▶ **DIRECTIVE**
Please write out the material that follows, exactly as it stands.

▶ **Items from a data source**
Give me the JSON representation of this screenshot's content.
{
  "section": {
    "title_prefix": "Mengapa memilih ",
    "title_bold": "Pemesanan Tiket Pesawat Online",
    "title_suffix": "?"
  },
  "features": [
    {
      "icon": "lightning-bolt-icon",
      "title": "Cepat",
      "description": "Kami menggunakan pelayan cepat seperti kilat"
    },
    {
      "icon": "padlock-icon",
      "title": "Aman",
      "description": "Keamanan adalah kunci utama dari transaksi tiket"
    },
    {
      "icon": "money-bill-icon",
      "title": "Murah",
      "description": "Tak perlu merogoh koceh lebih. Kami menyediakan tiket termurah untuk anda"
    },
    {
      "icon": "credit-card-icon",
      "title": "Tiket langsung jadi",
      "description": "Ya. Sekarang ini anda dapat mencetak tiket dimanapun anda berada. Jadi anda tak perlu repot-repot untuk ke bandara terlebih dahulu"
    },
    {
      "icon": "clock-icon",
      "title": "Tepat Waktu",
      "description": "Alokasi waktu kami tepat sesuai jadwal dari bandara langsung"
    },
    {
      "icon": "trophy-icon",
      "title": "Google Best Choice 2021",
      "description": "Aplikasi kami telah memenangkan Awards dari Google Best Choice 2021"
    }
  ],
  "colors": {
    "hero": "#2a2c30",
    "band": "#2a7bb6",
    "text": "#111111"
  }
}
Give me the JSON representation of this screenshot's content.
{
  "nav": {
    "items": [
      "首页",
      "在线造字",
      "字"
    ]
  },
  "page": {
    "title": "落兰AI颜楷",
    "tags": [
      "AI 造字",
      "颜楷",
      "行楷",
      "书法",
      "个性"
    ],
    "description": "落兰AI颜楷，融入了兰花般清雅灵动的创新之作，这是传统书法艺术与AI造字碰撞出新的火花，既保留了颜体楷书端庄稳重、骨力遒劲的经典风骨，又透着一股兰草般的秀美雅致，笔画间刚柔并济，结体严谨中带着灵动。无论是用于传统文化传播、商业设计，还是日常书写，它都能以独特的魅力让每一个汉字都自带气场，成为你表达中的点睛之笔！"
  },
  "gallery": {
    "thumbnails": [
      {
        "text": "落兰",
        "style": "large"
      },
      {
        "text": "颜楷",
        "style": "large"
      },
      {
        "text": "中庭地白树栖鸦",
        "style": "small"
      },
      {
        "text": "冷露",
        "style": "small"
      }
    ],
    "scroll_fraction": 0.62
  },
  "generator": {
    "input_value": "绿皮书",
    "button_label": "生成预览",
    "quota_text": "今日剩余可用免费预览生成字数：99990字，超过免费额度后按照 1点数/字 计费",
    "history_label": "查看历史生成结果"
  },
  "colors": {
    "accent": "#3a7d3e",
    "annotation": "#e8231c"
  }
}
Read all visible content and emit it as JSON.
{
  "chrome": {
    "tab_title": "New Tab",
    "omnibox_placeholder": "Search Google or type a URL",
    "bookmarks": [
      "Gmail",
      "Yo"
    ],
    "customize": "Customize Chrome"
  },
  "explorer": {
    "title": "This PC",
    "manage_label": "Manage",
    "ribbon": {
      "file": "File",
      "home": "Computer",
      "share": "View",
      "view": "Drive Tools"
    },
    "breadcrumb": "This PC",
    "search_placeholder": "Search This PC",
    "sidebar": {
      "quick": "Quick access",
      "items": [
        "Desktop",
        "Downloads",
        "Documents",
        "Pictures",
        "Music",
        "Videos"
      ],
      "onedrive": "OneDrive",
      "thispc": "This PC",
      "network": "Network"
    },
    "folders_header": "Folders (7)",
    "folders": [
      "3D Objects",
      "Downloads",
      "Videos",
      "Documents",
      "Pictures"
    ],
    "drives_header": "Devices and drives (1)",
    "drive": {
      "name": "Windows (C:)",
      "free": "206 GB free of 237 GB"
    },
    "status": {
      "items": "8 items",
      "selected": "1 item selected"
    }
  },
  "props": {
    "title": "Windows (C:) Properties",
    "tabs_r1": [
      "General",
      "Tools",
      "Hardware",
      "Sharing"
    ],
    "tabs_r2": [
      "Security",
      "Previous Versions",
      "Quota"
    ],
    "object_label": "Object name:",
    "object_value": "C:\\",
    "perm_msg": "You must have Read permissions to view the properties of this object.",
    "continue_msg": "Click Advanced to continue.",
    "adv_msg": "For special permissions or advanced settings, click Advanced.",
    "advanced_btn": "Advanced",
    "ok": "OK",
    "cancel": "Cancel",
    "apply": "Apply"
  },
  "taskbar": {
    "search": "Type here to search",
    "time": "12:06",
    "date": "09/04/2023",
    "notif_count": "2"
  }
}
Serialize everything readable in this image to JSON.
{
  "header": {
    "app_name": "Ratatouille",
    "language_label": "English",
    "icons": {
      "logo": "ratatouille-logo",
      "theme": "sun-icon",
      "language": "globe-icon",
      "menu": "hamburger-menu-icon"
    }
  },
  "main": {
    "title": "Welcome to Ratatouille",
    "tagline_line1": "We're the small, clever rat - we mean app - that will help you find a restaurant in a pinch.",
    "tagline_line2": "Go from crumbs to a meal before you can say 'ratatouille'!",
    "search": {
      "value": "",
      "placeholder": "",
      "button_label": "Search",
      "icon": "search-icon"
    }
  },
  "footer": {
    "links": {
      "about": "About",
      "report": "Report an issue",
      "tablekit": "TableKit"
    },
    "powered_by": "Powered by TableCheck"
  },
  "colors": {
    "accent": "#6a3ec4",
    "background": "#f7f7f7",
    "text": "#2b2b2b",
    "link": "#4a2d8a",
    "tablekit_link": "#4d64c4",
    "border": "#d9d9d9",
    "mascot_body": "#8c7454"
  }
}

▶ **THE ANSWER**
Give me the JSON representation of this screenshot's content.
{
  "section": {
    "title_prefix": "Mengapa memilih ",
    "title_bold": "Pemesanan Tiket Pesawat Online",
    "title_suffix": "?"
  },
  "features": [
    {
      "icon": "lightning-bolt-icon",
      "title": "Cepat",
      "description": "Kami menggunakan pelayan cepat seperti kilat"
    },
    {
      "icon": "padlock-icon",
      "title": "Aman",
      "description": "Keamanan adalah kunci utama dari transaksi tiket"
    },
    {
      "icon": "money-bill-icon",
      "title": "Murah",
      "description": "Tak perlu merogoh koceh lebih. Kami menyediakan tiket termurah untuk anda"
    },
    {
      "icon": "credit-card-icon",
      "title": "Tiket langsung jadi",
      "description": "Ya. Sekarang ini anda dapat mencetak tiket dimanapun anda berada. Jadi anda tak perlu repot-repot untuk ke bandara terlebih dahulu"
    },
    {
      "icon": "clock-icon",
      "title": "Tepat Waktu",
      "description": "Alokasi waktu kami tepat sesuai jadwal dari bandara langsung"
    },
    {
      "icon": "trophy-icon",
      "title": "Google Best Choice 2021",
      "description": "Aplikasi kami telah memenangkan Awards dari Google Best Choice 2021"
    }
  ],
  "colors": {
    "hero": "#2a2c30",
    "band": "#2a7bb6",
    "text": "#111111"
  }
}
Give me the JSON representation of this screenshot's content.
{
  "nav": {
    "items": [
      "首页",
      "在线造字",
      "字"
    ]
  },
  "page": {
    "title": "落兰AI颜楷",
    "tags": [
      "AI 造字",
      "颜楷",
      "行楷",
      "书法",
      "个性"
    ],
    "description": "落兰AI颜楷，融入了兰花般清雅灵动的创新之作，这是传统书法艺术与AI造字碰撞出新的火花，既保留了颜体楷书端庄稳重、骨力遒劲的经典风骨，又透着一股兰草般的秀美雅致，笔画间刚柔并济，结体严谨中带着灵动。无论是用于传统文化传播、商业设计，还是日常书写，它都能以独特的魅力让每一个汉字都自带气场，成为你表达中的点睛之笔！"
  },
  "gallery": {
    "thumbnails": [
      {
        "text": "落兰",
        "style": "large"
      },
      {
        "text": "颜楷",
        "style": "large"
      },
      {
        "text": "中庭地白树栖鸦",
        "style": "small"
      },
      {
        "text": "冷露",
        "style": "small"
      }
    ],
    "scroll_fraction": 0.62
  },
  "generator": {
    "input_value": "绿皮书",
    "button_label": "生成预览",
    "quota_text": "今日剩余可用免费预览生成字数：99990字，超过免费额度后按照 1点数/字 计费",
    "history_label": "查看历史生成结果"
  },
  "colors": {
    "accent": "#3a7d3e",
    "annotation": "#e8231c"
  }
}
Read all visible content and emit it as JSON.
{
  "chrome": {
    "tab_title": "New Tab",
    "omnibox_placeholder": "Search Google or type a URL",
    "bookmarks": [
      "Gmail",
      "Yo"
    ],
    "customize": "Customize Chrome"
  },
  "explorer": {
    "title": "This PC",
    "manage_label": "Manage",
    "ribbon": {
      "file": "File",
      "home": "Computer",
      "share": "View",
      "view": "Drive Tools"
    },
    "breadcrumb": "This PC",
    "search_placeholder": "Search This PC",
    "sidebar": {
      "quick": "Quick access",
      "items": [
        "Desktop",
        "Downloads",
        "Documents",
        "Pictures",
        "Music",
        "Videos"
      ],
      "onedrive": "OneDrive",
      "thispc": "This PC",
      "network": "Network"
    },
    "folders_header": "Folders (7)",
    "folders": [
      "3D Objects",
      "Downloads",
      "Videos",
      "Documents",
      "Pictures"
    ],
    "drives_header": "Devices and drives (1)",
    "drive": {
      "name": "Windows (C:)",
      "free": "206 GB free of 237 GB"
    },
    "status": {
      "items": "8 items",
      "selected": "1 item selected"
    }
  },
  "props": {
    "title": "Windows (C:) Properties",
    "tabs_r1": [
      "General",
      "Tools",
      "Hardware",
      "Sharing"
    ],
    "tabs_r2": [
      "Security",
      "Previous Versions",
      "Quota"
    ],
    "object_label": "Object name:",
    "object_value": "C:\\",
    "perm_msg": "You must have Read permissions to view the properties of this object.",
    "continue_msg": "Click Advanced to continue.",
    "adv_msg": "For special permissions or advanced settings, click Advanced.",
    "advanced_btn": "Advanced",
    "ok": "OK",
    "cancel": "Cancel",
    "apply": "Apply"
  },
  "taskbar": {
    "search": "Type here to search",
    "time": "12:06",
    "date": "09/04/2023",
    "notif_count": "2"
  }
}
Serialize everything readable in this image to JSON.
{
  "header": {
    "app_name": "Ratatouille",
    "language_label": "English",
    "icons": {
      "logo": "ratatouille-logo",
      "theme": "sun-icon",
      "language": "globe-icon",
      "menu": "hamburger-menu-icon"
    }
  },
  "main": {
    "title": "Welcome to Ratatouille",
    "tagline_line1": "We're the small, clever rat - we mean app - that will help you find a restaurant in a pinch.",
    "tagline_line2": "Go from crumbs to a meal before you can say 'ratatouille'!",
    "search": {
      "value": "",
      "placeholder": "",
      "button_label": "Search",
      "icon": "search-icon"
    }
  },
  "footer": {
    "links": {
      "about": "About",
      "report": "Report an issue",
      "tablekit": "TableKit"
    },
    "powered_by": "Powered by TableCheck"
  },
  "colors": {
    "accent": "#6a3ec4",
    "background": "#f7f7f7",
    "text": "#2b2b2b",
    "link": "#4a2d8a",
    "tablekit_link": "#4d64c4",
    "border": "#d9d9d9",
    "mascot_body": "#8c7454"
  }
}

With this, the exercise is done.